• **What the task asks**: Copy every line of the records below where the word "Расходы" occurs.

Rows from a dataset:
■ ■ ■

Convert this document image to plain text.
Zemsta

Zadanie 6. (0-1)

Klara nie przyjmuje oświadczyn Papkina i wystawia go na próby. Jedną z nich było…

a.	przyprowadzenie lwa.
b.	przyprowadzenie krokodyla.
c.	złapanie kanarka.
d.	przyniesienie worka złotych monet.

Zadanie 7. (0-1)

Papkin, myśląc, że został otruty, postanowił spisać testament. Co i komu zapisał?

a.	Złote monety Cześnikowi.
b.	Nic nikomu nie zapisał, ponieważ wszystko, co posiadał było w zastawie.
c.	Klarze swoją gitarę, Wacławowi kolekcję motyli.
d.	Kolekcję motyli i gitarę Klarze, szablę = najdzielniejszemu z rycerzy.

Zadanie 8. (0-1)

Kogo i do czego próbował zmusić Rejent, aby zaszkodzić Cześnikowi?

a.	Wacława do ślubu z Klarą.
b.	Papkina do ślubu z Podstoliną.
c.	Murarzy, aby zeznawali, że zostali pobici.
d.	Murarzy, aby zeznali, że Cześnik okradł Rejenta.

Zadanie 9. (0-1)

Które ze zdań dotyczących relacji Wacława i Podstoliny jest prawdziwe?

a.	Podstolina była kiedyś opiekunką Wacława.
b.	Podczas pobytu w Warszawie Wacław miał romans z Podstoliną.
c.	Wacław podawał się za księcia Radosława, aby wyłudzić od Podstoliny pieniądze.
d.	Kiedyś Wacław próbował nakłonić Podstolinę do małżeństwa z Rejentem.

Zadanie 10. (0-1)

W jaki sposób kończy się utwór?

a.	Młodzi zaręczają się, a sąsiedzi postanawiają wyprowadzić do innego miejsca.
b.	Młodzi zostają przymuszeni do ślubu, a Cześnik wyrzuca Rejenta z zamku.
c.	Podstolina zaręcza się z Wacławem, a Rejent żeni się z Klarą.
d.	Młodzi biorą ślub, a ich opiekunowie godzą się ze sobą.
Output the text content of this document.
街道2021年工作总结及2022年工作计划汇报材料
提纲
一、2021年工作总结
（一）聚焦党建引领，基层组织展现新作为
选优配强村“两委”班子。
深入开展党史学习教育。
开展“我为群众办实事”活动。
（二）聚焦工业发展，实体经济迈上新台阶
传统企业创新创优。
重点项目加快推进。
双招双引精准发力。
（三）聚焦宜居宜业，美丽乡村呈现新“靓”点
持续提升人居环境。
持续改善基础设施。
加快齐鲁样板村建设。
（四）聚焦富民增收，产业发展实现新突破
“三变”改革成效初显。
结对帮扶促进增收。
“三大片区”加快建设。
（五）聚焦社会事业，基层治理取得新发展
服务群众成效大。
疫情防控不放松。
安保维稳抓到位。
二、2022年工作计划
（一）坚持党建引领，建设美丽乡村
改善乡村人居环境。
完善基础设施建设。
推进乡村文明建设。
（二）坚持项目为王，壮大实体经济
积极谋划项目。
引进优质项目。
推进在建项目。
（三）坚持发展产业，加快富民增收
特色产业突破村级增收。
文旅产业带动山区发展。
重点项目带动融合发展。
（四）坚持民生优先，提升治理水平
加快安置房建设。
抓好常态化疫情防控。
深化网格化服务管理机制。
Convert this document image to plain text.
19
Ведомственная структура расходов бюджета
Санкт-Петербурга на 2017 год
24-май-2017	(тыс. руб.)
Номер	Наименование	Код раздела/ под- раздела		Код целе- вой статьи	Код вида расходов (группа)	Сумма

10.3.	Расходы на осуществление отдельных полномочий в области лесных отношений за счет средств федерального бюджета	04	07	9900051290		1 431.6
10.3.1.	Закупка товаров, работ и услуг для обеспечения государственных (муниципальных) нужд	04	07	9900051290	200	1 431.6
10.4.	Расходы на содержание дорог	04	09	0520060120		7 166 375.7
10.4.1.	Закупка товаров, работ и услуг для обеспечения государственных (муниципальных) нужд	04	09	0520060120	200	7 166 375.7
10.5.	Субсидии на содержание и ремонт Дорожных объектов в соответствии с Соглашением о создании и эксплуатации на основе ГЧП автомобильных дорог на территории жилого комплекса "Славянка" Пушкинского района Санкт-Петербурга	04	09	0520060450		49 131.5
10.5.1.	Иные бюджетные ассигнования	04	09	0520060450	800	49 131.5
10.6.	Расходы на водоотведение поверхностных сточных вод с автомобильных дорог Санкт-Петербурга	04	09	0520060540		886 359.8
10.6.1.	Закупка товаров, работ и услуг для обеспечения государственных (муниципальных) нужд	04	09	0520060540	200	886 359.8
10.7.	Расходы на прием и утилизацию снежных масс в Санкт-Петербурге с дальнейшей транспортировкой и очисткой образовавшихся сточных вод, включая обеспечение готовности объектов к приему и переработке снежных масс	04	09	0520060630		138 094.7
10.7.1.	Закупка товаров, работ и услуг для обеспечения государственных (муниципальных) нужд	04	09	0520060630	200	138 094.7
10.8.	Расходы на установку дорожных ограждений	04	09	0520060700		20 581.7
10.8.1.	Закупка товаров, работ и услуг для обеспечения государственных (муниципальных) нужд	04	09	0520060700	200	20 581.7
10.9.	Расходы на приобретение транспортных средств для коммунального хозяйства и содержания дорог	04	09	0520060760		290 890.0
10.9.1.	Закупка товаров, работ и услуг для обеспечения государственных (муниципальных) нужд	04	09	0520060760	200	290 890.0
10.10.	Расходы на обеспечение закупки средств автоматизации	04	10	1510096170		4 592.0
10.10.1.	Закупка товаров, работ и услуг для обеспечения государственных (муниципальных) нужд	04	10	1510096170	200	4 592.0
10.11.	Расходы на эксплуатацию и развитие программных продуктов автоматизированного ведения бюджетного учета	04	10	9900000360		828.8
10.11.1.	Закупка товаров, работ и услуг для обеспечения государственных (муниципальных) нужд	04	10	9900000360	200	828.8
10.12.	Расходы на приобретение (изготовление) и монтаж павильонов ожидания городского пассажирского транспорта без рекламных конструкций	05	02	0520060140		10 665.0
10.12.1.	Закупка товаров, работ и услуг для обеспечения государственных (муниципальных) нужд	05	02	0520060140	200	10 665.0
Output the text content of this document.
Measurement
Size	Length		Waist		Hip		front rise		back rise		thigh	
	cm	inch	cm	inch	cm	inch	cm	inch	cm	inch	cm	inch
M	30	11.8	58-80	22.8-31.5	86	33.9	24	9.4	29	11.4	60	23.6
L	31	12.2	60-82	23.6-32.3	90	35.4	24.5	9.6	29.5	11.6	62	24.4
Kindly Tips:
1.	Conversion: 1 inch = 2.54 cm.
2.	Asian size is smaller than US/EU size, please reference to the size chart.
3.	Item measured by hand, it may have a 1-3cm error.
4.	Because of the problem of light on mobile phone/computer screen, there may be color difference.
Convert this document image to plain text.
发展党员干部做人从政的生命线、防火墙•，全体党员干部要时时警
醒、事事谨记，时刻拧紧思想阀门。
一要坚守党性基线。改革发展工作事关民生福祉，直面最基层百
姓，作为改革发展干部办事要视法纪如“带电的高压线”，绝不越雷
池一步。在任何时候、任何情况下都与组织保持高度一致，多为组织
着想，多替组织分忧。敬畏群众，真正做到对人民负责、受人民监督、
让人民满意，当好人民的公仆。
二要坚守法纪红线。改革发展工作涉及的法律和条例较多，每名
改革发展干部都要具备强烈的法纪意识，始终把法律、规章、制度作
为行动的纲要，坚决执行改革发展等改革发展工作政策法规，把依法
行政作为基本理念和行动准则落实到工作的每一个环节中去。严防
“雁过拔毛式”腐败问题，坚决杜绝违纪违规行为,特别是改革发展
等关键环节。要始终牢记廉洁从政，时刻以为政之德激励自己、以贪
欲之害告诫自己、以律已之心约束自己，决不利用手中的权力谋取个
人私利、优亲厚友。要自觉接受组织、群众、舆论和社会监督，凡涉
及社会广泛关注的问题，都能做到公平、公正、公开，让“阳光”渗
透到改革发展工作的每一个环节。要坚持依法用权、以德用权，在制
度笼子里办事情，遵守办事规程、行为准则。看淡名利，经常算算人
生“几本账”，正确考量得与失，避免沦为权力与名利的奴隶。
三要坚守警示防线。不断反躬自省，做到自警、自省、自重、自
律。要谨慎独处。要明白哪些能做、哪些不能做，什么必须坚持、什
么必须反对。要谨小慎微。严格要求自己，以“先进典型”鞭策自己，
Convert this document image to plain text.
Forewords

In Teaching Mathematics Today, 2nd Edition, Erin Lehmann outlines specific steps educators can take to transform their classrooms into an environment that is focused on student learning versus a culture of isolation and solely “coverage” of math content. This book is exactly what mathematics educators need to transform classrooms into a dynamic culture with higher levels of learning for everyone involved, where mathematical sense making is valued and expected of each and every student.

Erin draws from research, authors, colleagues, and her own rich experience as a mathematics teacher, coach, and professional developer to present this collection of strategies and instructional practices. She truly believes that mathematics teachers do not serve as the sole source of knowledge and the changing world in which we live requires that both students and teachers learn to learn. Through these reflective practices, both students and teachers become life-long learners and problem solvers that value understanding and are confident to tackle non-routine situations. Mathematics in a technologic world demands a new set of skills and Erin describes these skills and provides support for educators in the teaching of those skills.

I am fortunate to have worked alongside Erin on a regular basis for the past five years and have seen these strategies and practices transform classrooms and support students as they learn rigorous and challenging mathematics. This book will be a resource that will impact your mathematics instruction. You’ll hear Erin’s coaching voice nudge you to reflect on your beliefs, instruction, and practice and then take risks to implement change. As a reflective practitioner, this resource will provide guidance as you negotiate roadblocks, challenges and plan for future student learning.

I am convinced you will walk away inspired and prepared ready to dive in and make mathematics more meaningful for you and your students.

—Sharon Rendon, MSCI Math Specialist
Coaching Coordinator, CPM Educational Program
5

■ ■ ■

• **Result**:
10.3.	Расходы на осуществление отдельных полномочий в области лесных отношений за счет средств федерального бюджета	04	07	9900051290		1 431.6
10.4.	Расходы на содержание дорог	04	09	0520060120		7 166 375.7
10.6.	Расходы на водоотведение поверхностных сточных вод с автомобильных дорог Санкт-Петербурга	04	09	0520060540		886 359.8
10.7.	Расходы на прием и утилизацию снежных масс в Санкт-Петербурге с дальнейшей транспортировкой и очисткой образовавшихся сточных вод, включая обеспечение готовности объектов к приему и переработке снежных масс	04	09	0520060630		138 094.7
10.8.	Расходы на установку дорожных ограждений	04	09	0520060700		20 581.7
10.9.	Расходы на приобретение транспортных средств для коммунального хозяйства и содержания дорог	04	09	0520060760		290 890.0
10.10.	Расходы на обеспечение закупки средств автоматизации	04	10	1510096170		4 592.0
10.11.	Расходы на эксплуатацию и развитие программных продуктов автоматизированного ведения бюджетного учета	04	10	9900000360		828.8
10.12.	Расходы на приобретение (изготовление) и монтаж павильонов ожидания городского пассажирского транспорта без рекламных конструкций	05	02	0520060140		10 665.0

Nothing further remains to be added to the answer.